___ ENTRIES SHOWN

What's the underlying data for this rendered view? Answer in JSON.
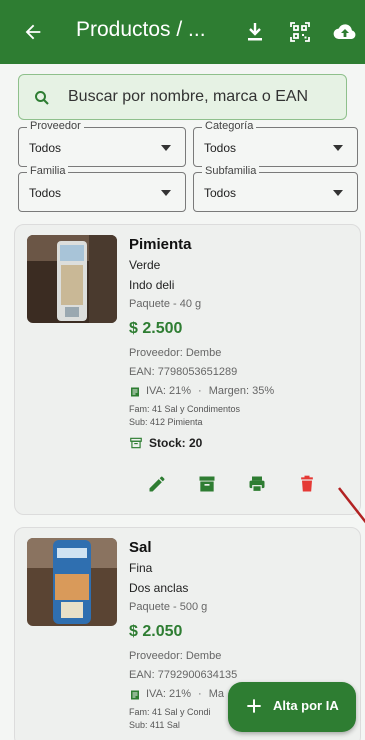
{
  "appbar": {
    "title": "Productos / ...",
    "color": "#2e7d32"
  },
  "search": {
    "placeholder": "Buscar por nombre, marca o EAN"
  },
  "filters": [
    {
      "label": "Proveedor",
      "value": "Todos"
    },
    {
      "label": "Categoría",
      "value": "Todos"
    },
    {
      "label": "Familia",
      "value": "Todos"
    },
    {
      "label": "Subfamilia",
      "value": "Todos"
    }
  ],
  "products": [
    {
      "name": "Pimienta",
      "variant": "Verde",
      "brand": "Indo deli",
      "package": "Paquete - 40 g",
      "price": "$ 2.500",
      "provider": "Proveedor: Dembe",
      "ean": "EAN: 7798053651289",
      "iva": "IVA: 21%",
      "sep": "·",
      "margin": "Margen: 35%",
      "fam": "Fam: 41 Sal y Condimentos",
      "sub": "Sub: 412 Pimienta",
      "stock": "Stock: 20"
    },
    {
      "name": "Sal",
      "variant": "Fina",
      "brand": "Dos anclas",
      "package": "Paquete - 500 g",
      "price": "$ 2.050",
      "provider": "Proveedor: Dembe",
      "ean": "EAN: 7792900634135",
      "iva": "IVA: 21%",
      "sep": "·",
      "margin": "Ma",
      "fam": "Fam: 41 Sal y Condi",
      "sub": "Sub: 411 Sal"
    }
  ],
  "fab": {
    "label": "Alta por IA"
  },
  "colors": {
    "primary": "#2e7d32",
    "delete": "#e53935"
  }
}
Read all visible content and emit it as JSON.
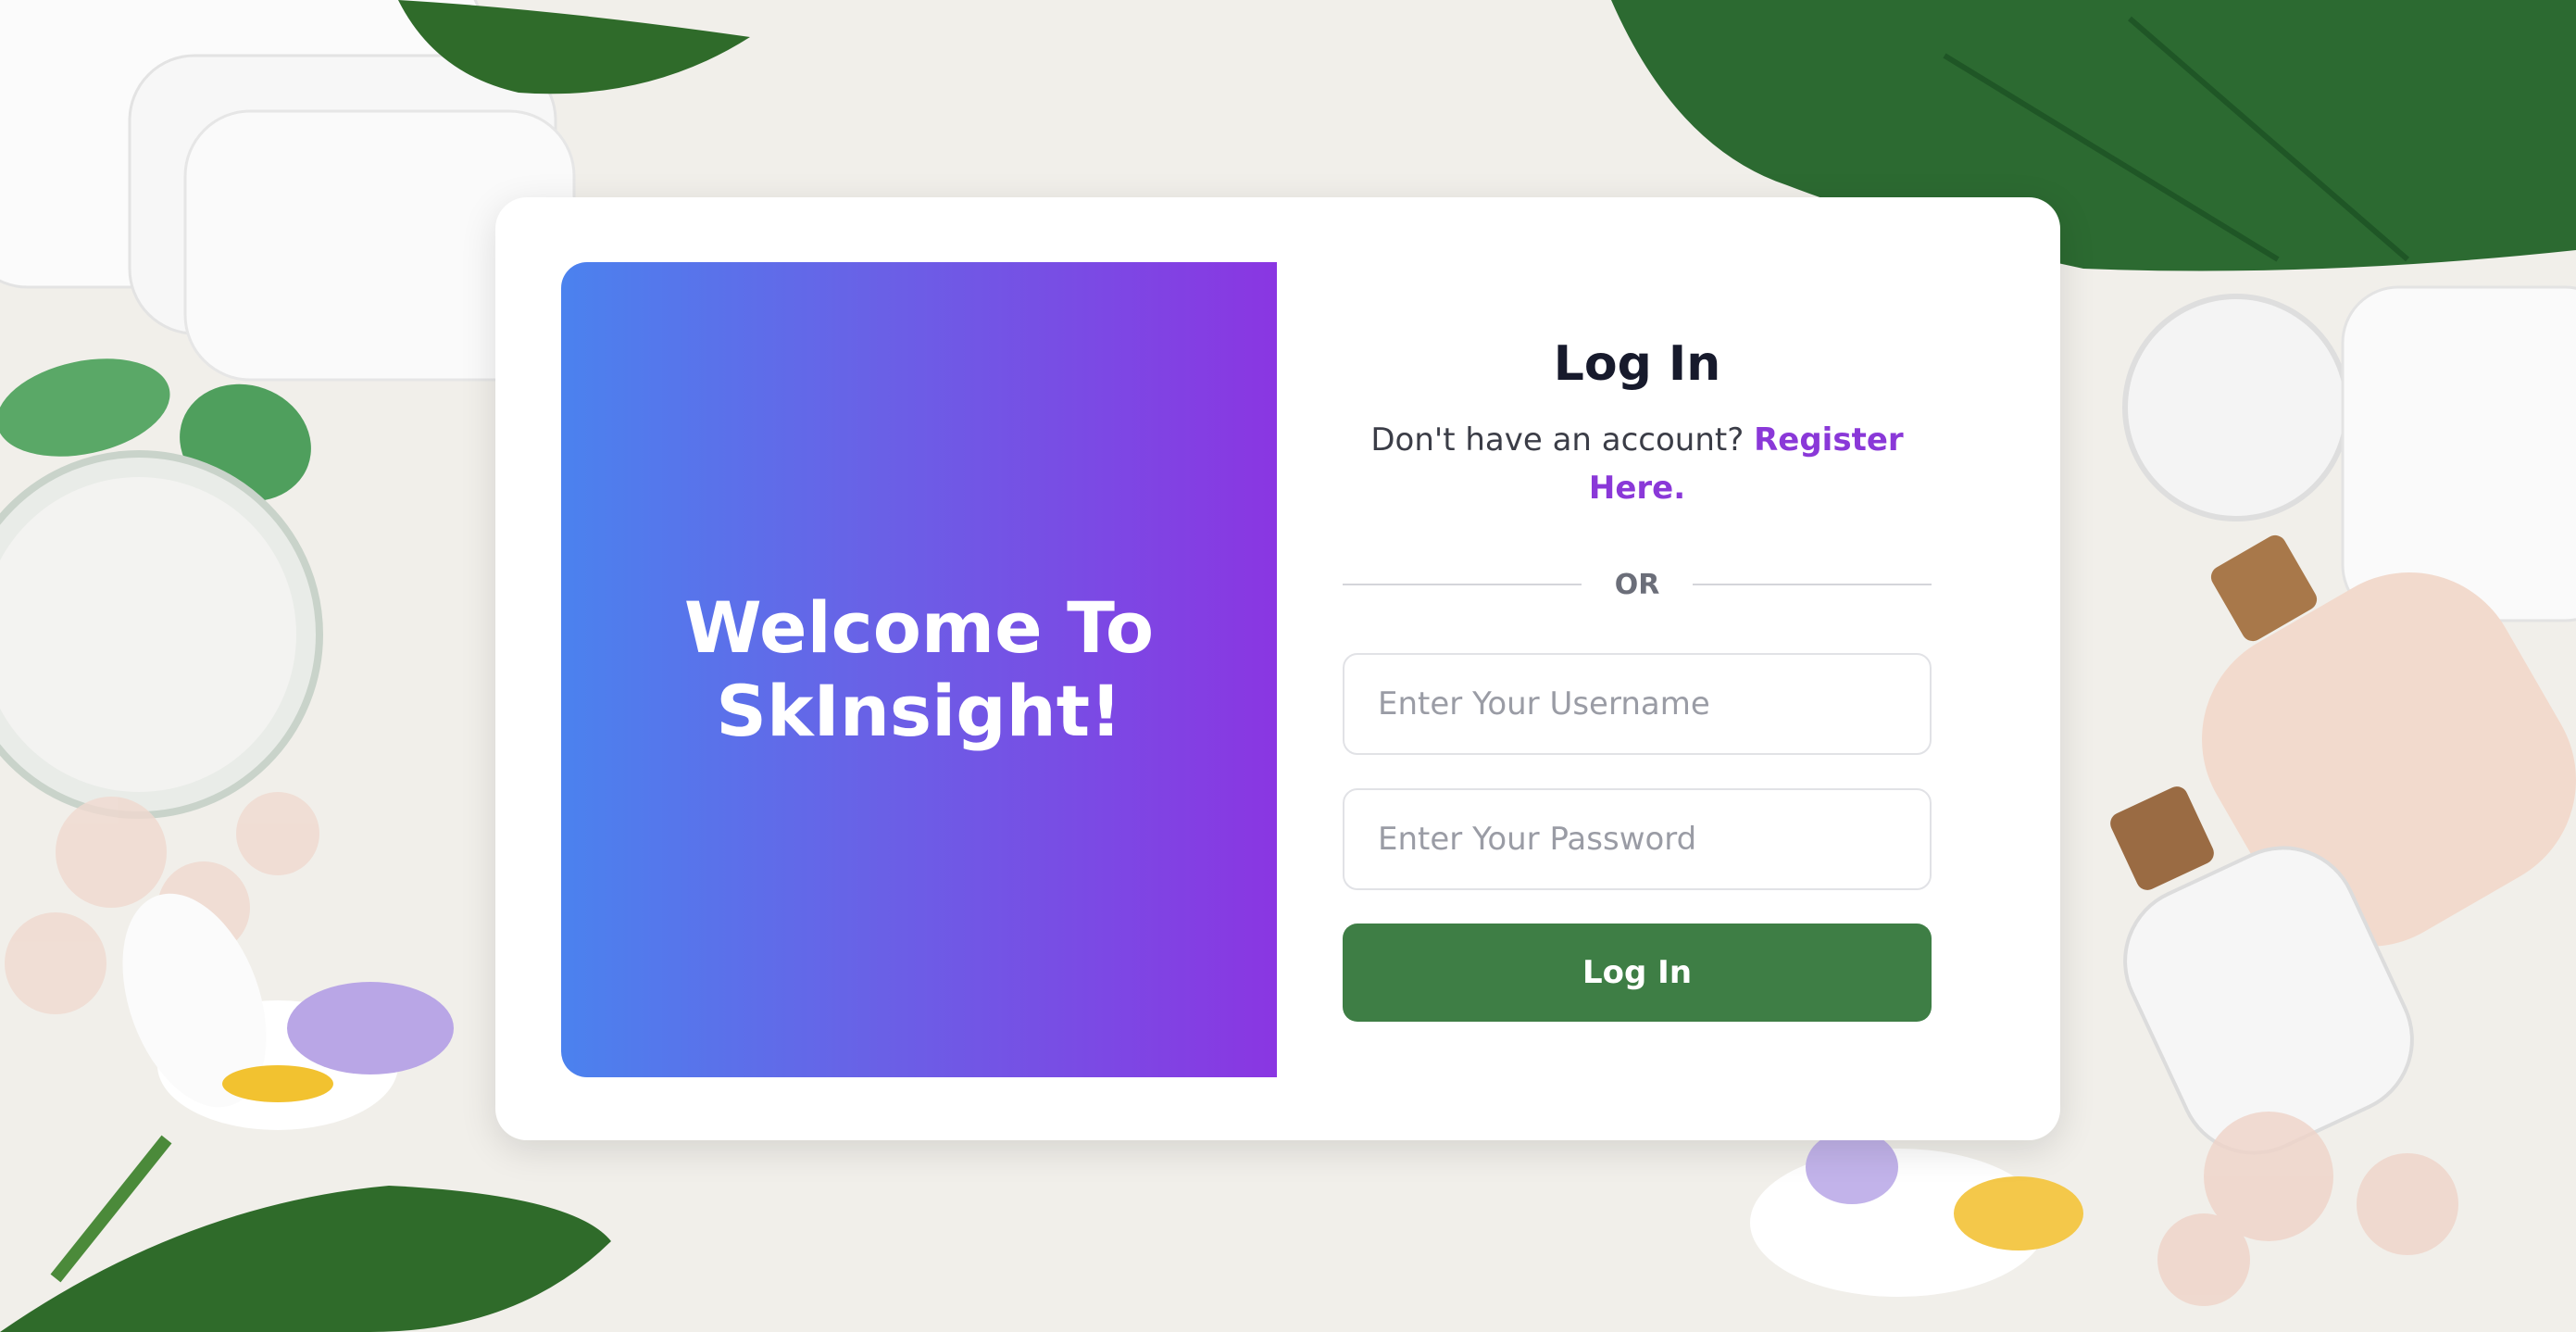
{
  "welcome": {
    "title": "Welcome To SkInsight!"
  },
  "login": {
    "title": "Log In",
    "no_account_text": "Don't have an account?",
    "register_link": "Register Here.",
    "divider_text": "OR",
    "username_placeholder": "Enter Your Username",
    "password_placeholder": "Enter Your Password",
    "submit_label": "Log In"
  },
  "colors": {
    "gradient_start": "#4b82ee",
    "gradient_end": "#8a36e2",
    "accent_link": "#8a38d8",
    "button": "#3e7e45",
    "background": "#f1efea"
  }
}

______

## [WORK TO BE COMPLETED]
Find how many lines of the material carry the string "title". Only the number should be in the answer.

## [EXERCISE RESPONSE]
3